## [EXERCISE DESCRIPTION]
Return the exact lines spanning from the line with "What does this" through the last line of the entries, boundaries included, and no others.

## [ENTRIES SHOWN]
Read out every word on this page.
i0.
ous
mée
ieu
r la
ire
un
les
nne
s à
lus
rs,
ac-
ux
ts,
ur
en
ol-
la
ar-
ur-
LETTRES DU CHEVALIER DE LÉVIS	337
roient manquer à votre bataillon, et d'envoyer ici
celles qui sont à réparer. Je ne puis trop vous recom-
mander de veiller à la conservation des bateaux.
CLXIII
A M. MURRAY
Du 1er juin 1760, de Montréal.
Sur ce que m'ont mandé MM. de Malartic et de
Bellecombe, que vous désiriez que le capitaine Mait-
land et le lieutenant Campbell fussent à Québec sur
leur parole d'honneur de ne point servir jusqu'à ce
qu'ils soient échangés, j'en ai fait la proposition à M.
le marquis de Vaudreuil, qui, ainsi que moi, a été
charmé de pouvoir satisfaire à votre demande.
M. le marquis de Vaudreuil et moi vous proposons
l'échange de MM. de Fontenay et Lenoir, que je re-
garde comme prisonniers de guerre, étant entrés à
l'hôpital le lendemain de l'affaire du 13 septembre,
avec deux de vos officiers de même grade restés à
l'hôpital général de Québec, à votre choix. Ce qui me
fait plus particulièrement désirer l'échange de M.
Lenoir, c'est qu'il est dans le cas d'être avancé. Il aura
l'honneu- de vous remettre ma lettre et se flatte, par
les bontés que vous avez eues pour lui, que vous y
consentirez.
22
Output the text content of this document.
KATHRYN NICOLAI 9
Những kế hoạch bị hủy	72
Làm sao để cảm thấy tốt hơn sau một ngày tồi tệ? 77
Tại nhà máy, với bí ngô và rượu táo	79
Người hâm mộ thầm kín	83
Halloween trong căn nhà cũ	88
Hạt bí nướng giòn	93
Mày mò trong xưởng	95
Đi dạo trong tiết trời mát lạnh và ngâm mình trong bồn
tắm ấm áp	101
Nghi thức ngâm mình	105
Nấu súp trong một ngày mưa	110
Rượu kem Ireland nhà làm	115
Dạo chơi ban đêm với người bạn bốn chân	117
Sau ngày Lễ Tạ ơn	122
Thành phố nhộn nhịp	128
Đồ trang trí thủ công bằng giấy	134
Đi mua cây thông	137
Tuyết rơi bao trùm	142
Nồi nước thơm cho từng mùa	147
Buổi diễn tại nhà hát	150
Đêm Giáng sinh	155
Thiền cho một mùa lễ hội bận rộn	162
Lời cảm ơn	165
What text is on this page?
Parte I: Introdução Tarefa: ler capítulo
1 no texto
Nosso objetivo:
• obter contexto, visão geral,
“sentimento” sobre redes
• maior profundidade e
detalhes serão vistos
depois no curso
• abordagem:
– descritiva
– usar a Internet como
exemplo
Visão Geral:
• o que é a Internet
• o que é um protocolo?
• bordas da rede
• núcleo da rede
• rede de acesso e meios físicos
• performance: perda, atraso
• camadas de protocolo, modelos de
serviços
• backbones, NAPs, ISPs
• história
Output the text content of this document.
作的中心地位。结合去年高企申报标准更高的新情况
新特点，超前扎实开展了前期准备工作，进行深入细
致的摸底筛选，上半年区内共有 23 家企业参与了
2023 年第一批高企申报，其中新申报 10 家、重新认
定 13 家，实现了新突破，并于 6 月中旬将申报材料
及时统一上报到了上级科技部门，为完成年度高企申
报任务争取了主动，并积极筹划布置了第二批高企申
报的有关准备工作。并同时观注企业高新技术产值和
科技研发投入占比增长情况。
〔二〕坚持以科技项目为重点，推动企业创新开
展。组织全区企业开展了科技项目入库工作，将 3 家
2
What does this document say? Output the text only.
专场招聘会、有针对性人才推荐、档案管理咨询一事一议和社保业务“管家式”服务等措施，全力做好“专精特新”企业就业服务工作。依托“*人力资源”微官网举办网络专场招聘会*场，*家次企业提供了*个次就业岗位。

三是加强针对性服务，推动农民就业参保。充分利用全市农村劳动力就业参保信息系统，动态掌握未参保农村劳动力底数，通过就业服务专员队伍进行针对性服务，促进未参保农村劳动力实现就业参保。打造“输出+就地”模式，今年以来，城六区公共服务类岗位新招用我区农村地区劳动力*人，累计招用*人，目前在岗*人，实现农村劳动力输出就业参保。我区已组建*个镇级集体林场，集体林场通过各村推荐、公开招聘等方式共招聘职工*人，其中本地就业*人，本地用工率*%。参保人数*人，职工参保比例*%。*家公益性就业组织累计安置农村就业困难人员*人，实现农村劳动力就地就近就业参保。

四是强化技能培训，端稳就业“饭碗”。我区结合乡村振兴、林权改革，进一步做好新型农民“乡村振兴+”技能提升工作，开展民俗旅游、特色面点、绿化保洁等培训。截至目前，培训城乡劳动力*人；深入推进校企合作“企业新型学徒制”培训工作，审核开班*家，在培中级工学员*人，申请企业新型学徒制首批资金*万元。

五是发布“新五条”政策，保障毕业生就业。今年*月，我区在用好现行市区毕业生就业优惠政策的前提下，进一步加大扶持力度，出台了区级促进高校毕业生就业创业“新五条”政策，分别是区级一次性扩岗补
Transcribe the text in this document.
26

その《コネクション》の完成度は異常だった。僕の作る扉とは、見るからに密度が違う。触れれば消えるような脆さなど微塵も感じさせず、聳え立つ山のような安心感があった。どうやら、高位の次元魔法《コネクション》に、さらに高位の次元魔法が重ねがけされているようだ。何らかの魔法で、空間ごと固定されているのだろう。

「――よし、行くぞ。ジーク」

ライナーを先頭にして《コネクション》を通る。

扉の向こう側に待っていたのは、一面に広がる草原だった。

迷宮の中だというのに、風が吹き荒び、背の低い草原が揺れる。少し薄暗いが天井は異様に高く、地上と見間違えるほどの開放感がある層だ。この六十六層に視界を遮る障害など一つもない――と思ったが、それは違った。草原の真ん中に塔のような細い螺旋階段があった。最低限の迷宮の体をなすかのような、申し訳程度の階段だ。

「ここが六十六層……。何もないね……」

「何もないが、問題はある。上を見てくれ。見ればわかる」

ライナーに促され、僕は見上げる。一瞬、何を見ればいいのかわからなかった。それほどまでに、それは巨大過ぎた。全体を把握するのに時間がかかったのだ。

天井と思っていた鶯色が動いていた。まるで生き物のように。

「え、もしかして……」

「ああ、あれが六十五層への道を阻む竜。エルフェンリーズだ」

## [FULL RESPONSE]
What does this document say? Output the text only.
专场招聘会、有针对性人才推荐、档案管理咨询一事一议和社保业务“管家式”服务等措施，全力做好“专精特新”企业就业服务工作。依托“*人力资源”微官网举办网络专场招聘会*场，*家次企业提供了*个次就业岗位。

三是加强针对性服务，推动农民就业参保。充分利用全市农村劳动力就业参保信息系统，动态掌握未参保农村劳动力底数，通过就业服务专员队伍进行针对性服务，促进未参保农村劳动力实现就业参保。打造“输出+就地”模式，今年以来，城六区公共服务类岗位新招用我区农村地区劳动力*人，累计招用*人，目前在岗*人，实现农村劳动力输出就业参保。我区已组建*个镇级集体林场，集体林场通过各村推荐、公开招聘等方式共招聘职工*人，其中本地就业*人，本地用工率*%。参保人数*人，职工参保比例*%。*家公益性就业组织累计安置农村就业困难人员*人，实现农村劳动力就地就近就业参保。

四是强化技能培训，端稳就业“饭碗”。我区结合乡村振兴、林权改革，进一步做好新型农民“乡村振兴+”技能提升工作，开展民俗旅游、特色面点、绿化保洁等培训。截至目前，培训城乡劳动力*人；深入推进校企合作“企业新型学徒制”培训工作，审核开班*家，在培中级工学员*人，申请企业新型学徒制首批资金*万元。

五是发布“新五条”政策，保障毕业生就业。今年*月，我区在用好现行市区毕业生就业优惠政策的前提下，进一步加大扶持力度，出台了区级促进高校毕业生就业创业“新五条”政策，分别是区级一次性扩岗补
Transcribe the text in this document.
26

その《コネクション》の完成度は異常だった。僕の作る扉とは、見るからに密度が違う。触れれば消えるような脆さなど微塵も感じさせず、聳え立つ山のような安心感があった。どうやら、高位の次元魔法《コネクション》に、さらに高位の次元魔法が重ねがけされているようだ。何らかの魔法で、空間ごと固定されているのだろう。

「――よし、行くぞ。ジーク」

ライナーを先頭にして《コネクション》を通る。

扉の向こう側に待っていたのは、一面に広がる草原だった。

迷宮の中だというのに、風が吹き荒び、背の低い草原が揺れる。少し薄暗いが天井は異様に高く、地上と見間違えるほどの開放感がある層だ。この六十六層に視界を遮る障害など一つもない――と思ったが、それは違った。草原の真ん中に塔のような細い螺旋階段があった。最低限の迷宮の体をなすかのような、申し訳程度の階段だ。

「ここが六十六層……。何もないね……」

「何もないが、問題はある。上を見てくれ。見ればわかる」

ライナーに促され、僕は見上げる。一瞬、何を見ればいいのかわからなかった。それほどまでに、それは巨大過ぎた。全体を把握するのに時間がかかったのだ。

天井と思っていた鶯色が動いていた。まるで生き物のように。

「え、もしかして……」

「ああ、あれが六十五層への道を阻む竜。エルフェンリーズだ」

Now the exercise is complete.